Items listed in a dataset:
# # #
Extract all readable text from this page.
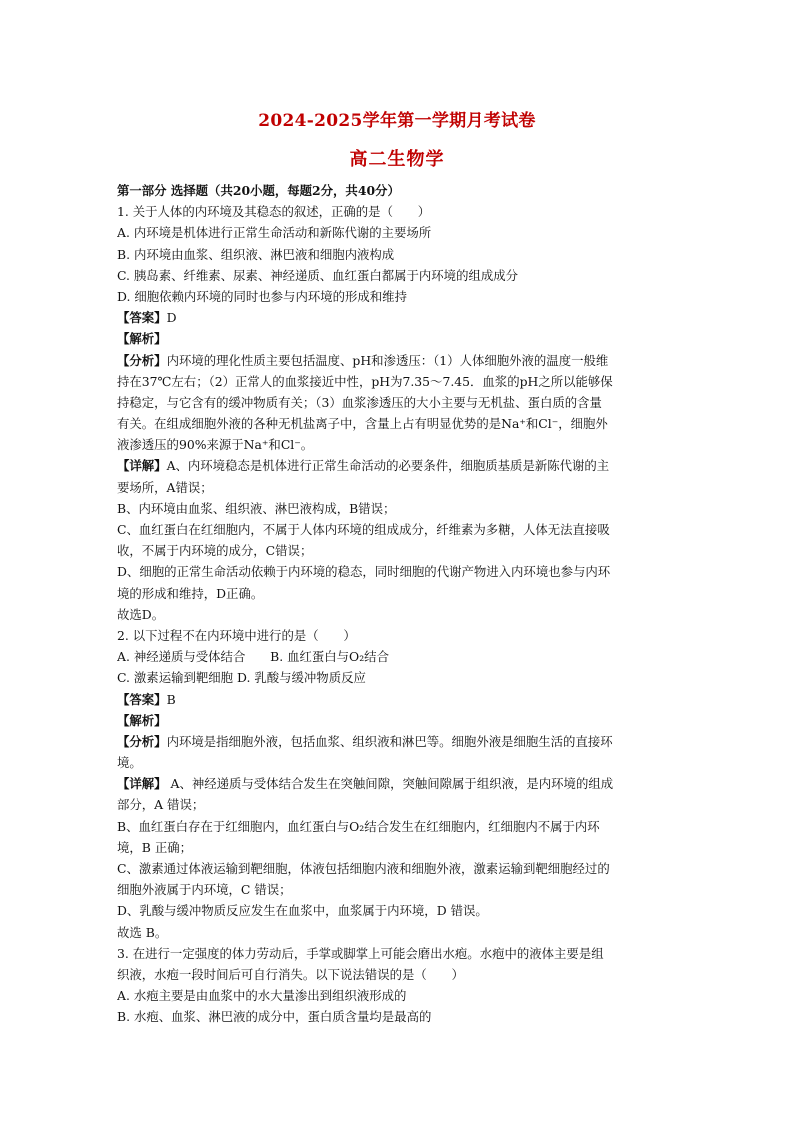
2024-2025学年第一学期月考试卷
高二生物学
第一部分 选择题（共20小题，每题2分，共40分）
1. 关于人体的内环境及其稳态的叙述，正确的是（　　）
A. 内环境是机体进行正常生命活动和新陈代谢的主要场所
B. 内环境由血浆、组织液、淋巴液和细胞内液构成
C. 胰岛素、纤维素、尿素、神经递质、血红蛋白都属于内环境的组成成分
D. 细胞依赖内环境的同时也参与内环境的形成和维持
【答案】D
【解析】
【分析】内环境的理化性质主要包括温度、pH和渗透压：（1）人体细胞外液的温度一般维
持在37℃左右；（2）正常人的血浆接近中性，pH为7.35～7.45．血浆的pH之所以能够保
持稳定，与它含有的缓冲物质有关；（3）血浆渗透压的大小主要与无机盐、蛋白质的含量
有关。在组成细胞外液的各种无机盐离子中，含量上占有明显优势的是Na⁺和Cl⁻，细胞外
液渗透压的90%来源于Na⁺和Cl⁻。
【详解】A、内环境稳态是机体进行正常生命活动的必要条件，细胞质基质是新陈代谢的主
要场所，A错误；
B、内环境由血浆、组织液、淋巴液构成，B错误；
C、血红蛋白在红细胞内，不属于人体内环境的组成成分，纤维素为多糖，人体无法直接吸
收，不属于内环境的成分，C错误；
D、细胞的正常生命活动依赖于内环境的稳态，同时细胞的代谢产物进入内环境也参与内环
境的形成和维持，D正确。
故选D。
2. 以下过程不在内环境中进行的是（　　）
A. 神经递质与受体结合　　B. 血红蛋白与O₂结合
C. 激素运输到靶细胞 D. 乳酸与缓冲物质反应
【答案】B
【解析】
【分析】内环境是指细胞外液，包括血浆、组织液和淋巴等。细胞外液是细胞生活的直接环
境。
【详解】 A、神经递质与受体结合发生在突触间隙，突触间隙属于组织液，是内环境的组成
部分，A 错误；
B、血红蛋白存在于红细胞内，血红蛋白与O₂结合发生在红细胞内，红细胞内不属于内环
境，B 正确；
C、激素通过体液运输到靶细胞，体液包括细胞内液和细胞外液，激素运输到靶细胞经过的
细胞外液属于内环境，C 错误；
D、乳酸与缓冲物质反应发生在血浆中，血浆属于内环境，D 错误。
故选 B。
3. 在进行一定强度的体力劳动后，手掌或脚掌上可能会磨出水疱。水疱中的液体主要是组
织液，水疱一段时间后可自行消失。以下说法错误的是（　　）
A. 水疱主要是由血浆中的水大量渗出到组织液形成的
B. 水疱、血浆、淋巴液的成分中，蛋白质含量均是最高的
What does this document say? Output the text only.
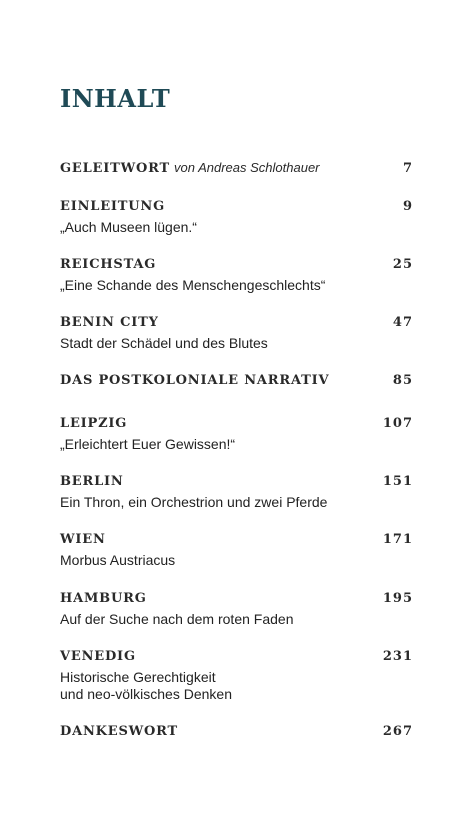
INHALT
GELEITWORT von Andreas Schlothauer	7
EINLEITUNG	9
„Auch Museen lügen.“
REICHSTAG	25
„Eine Schande des Menschengeschlechts“
BENIN CITY	47
Stadt der Schädel und des Blutes
DAS POSTKOLONIALE NARRATIV	85
LEIPZIG	107
„Erleichtert Euer Gewissen!“
BERLIN	151
Ein Thron, ein Orchestrion und zwei Pferde
WIEN	171
Morbus Austriacus
HAMBURG	195
Auf der Suche nach dem roten Faden
VENEDIG	231
Historische Gerechtigkeit
und neo-völkisches Denken
DANKESWORT	267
# # #
• _STATED PROBLEM_
Read the lines above. Gather those in which the string "text" is found.

• _CORRECT ANSWER_
Extract all readable text from this page.
What does this document say? Output the text only.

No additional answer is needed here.